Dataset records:
**********

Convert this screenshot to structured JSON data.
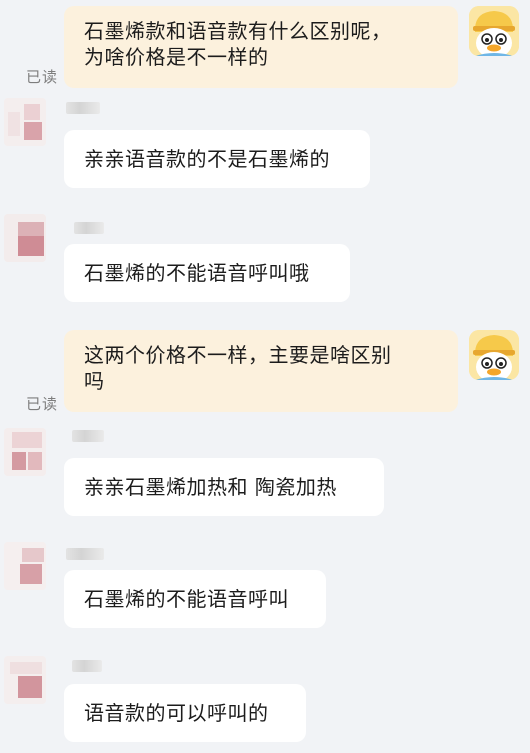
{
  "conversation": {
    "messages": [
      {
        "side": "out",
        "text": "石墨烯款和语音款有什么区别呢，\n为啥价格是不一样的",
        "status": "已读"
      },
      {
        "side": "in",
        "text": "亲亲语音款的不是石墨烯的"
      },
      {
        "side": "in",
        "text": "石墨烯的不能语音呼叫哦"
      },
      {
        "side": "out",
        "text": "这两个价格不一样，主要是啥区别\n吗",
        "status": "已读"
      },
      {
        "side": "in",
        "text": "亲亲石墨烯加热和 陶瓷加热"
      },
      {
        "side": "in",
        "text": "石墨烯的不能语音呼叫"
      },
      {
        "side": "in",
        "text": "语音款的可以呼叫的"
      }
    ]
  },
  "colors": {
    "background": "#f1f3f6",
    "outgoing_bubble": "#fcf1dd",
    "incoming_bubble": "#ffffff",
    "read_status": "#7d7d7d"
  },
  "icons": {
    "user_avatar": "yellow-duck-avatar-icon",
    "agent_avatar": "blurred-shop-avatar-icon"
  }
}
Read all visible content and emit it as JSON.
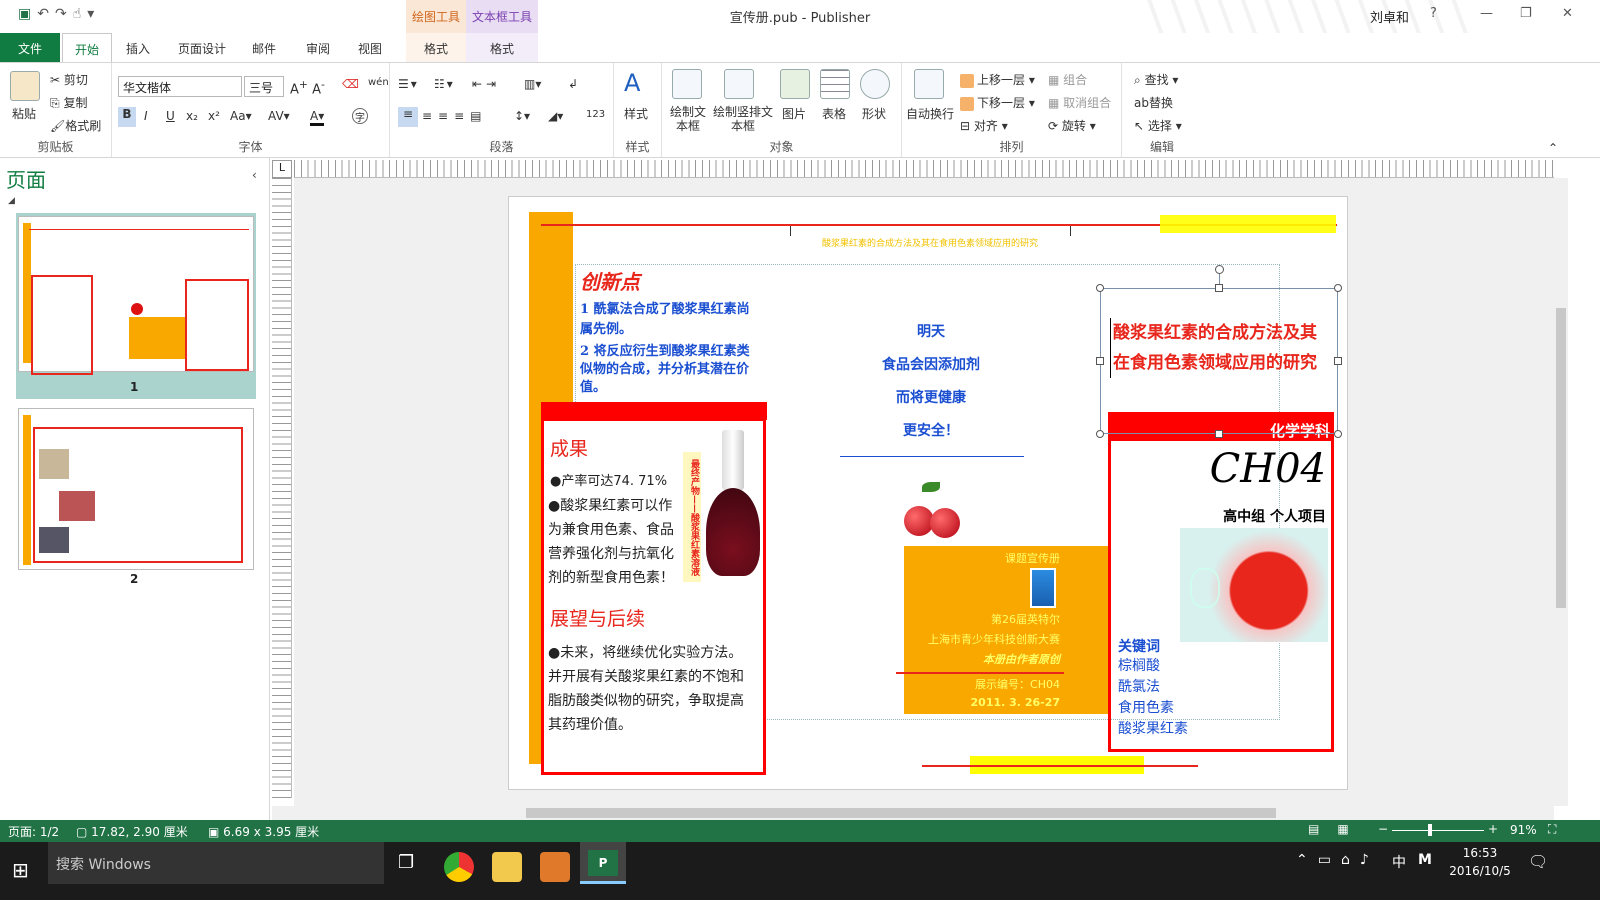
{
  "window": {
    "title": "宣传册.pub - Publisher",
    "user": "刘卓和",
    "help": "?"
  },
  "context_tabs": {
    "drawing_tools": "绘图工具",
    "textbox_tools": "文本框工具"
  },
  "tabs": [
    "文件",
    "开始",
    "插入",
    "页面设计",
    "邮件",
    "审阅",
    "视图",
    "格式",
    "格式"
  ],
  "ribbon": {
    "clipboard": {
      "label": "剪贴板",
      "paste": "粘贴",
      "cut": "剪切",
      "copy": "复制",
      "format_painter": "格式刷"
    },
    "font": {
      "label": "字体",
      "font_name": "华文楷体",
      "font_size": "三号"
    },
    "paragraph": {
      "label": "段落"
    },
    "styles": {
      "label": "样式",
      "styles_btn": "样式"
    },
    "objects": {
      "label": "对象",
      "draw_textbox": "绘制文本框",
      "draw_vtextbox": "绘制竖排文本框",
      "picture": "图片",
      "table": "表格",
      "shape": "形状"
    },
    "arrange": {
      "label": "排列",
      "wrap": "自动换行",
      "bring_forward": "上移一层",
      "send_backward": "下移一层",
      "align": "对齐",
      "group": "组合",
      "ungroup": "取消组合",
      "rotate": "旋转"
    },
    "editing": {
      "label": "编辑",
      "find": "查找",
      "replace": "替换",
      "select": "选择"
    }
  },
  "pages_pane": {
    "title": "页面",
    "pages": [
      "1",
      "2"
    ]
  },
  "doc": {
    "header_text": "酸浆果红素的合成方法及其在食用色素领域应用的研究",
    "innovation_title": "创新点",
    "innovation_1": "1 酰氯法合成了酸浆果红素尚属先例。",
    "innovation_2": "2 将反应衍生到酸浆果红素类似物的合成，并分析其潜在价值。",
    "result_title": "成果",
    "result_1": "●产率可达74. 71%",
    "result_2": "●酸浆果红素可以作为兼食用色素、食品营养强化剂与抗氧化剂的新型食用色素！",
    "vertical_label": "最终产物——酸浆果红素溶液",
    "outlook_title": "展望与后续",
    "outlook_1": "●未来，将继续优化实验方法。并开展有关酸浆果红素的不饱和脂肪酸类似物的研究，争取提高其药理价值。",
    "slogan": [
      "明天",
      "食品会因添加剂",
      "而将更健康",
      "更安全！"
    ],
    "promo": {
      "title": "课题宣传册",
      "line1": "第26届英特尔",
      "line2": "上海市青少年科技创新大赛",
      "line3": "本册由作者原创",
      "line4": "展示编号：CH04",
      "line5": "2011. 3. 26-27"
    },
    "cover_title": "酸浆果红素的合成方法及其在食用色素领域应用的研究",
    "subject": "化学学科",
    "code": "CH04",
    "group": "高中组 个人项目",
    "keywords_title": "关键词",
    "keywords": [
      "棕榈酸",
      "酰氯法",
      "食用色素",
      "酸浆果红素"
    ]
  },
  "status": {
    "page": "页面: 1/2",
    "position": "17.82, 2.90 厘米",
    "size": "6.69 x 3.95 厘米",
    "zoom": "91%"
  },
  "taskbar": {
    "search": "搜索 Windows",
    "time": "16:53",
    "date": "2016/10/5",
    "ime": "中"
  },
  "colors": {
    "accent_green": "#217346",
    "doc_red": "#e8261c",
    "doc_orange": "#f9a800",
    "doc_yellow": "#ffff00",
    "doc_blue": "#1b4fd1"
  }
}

**********

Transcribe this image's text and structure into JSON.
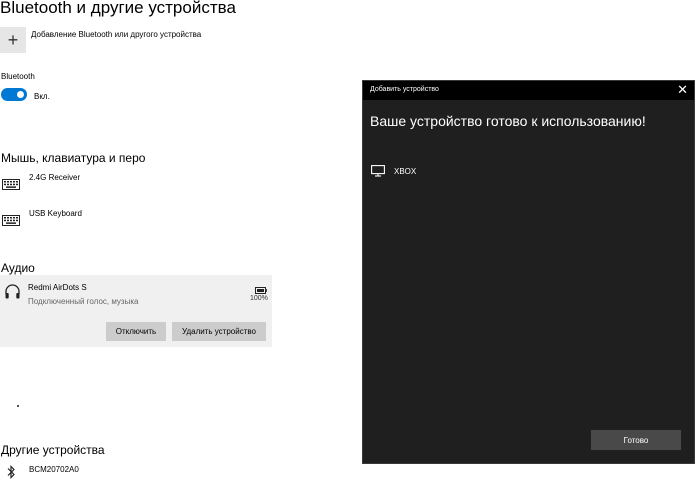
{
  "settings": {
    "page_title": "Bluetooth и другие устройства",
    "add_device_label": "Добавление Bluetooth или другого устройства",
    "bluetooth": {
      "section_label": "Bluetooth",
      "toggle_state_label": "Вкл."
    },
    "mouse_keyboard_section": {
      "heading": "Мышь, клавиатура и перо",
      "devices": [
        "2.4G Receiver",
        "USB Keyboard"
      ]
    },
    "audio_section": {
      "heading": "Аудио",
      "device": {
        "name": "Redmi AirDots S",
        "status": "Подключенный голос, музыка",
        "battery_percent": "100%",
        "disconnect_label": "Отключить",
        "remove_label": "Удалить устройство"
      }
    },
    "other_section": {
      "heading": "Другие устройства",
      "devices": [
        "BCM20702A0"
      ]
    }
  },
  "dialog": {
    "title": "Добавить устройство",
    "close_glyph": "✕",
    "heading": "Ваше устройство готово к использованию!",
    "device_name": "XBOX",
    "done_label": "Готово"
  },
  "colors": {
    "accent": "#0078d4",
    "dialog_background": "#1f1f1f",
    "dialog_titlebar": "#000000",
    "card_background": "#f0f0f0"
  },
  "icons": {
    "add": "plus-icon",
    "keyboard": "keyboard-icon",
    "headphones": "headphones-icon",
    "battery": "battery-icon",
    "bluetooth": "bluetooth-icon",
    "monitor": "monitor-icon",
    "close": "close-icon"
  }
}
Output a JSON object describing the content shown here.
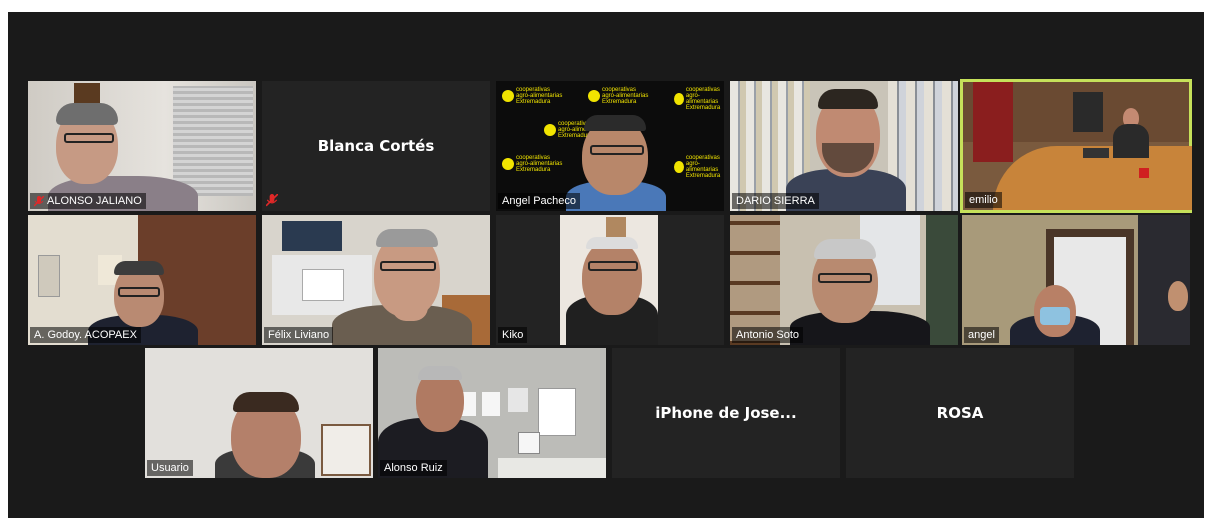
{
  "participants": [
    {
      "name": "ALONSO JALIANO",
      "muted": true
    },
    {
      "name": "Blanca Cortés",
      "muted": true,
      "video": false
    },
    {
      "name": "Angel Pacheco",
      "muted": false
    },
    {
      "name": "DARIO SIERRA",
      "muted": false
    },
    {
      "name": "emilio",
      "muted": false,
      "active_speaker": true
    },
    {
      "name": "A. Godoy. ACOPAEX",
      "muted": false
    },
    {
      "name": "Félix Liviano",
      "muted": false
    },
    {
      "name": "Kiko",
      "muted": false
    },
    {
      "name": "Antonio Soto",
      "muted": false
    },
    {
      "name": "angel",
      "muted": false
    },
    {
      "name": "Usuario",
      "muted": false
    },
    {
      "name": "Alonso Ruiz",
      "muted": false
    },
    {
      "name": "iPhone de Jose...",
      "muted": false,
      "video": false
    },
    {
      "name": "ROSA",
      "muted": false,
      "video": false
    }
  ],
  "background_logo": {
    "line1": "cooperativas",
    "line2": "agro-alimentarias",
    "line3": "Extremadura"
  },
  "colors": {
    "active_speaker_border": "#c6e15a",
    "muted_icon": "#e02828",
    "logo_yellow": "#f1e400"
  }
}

**********

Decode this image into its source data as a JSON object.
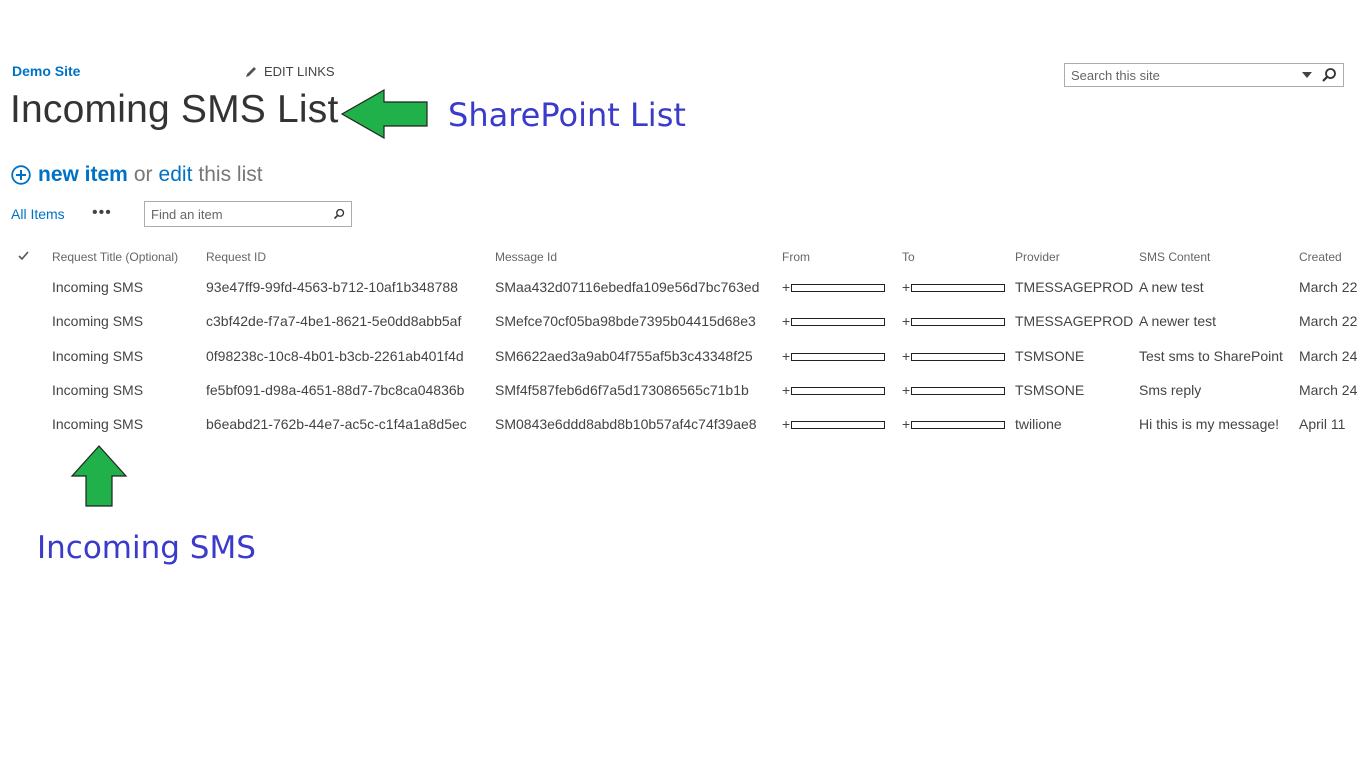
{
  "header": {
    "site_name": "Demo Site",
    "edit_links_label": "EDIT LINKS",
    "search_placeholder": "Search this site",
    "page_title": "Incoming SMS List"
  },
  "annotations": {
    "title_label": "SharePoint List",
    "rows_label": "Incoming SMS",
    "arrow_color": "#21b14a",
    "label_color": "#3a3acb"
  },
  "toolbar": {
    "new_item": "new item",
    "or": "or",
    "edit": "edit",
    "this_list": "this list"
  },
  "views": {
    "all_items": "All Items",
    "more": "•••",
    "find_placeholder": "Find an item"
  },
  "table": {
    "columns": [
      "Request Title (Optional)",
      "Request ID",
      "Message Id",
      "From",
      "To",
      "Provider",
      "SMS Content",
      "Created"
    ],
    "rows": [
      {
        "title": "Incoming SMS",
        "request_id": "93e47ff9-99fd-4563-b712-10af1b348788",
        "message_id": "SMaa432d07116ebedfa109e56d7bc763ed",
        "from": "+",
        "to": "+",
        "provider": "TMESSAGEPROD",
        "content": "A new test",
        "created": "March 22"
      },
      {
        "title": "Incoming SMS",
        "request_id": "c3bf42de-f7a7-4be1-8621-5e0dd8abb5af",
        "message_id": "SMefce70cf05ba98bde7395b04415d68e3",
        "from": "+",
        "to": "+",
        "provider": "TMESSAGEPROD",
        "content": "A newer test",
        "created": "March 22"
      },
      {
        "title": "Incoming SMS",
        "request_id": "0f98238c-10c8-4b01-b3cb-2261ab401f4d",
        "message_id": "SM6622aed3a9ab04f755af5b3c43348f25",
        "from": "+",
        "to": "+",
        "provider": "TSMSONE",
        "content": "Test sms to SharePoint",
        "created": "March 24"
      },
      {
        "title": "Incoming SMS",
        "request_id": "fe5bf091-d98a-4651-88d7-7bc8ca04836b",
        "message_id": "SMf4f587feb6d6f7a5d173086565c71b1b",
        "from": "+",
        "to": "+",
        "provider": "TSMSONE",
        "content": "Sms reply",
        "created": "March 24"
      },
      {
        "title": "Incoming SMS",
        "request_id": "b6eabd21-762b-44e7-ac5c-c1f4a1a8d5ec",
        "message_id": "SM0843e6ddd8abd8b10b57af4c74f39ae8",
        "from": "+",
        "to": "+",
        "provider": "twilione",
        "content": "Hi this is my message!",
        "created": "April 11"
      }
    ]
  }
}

**********

Check each line of the records for the word "JSON" and extract those that contain it.

Convert this screenshot to structured JSON data.
Read all visible content and emit it as JSON.
Transcribe this image's text and structure into JSON.
Output a JSON object describing the content shown here.
Decode this image into its source data as a JSON object.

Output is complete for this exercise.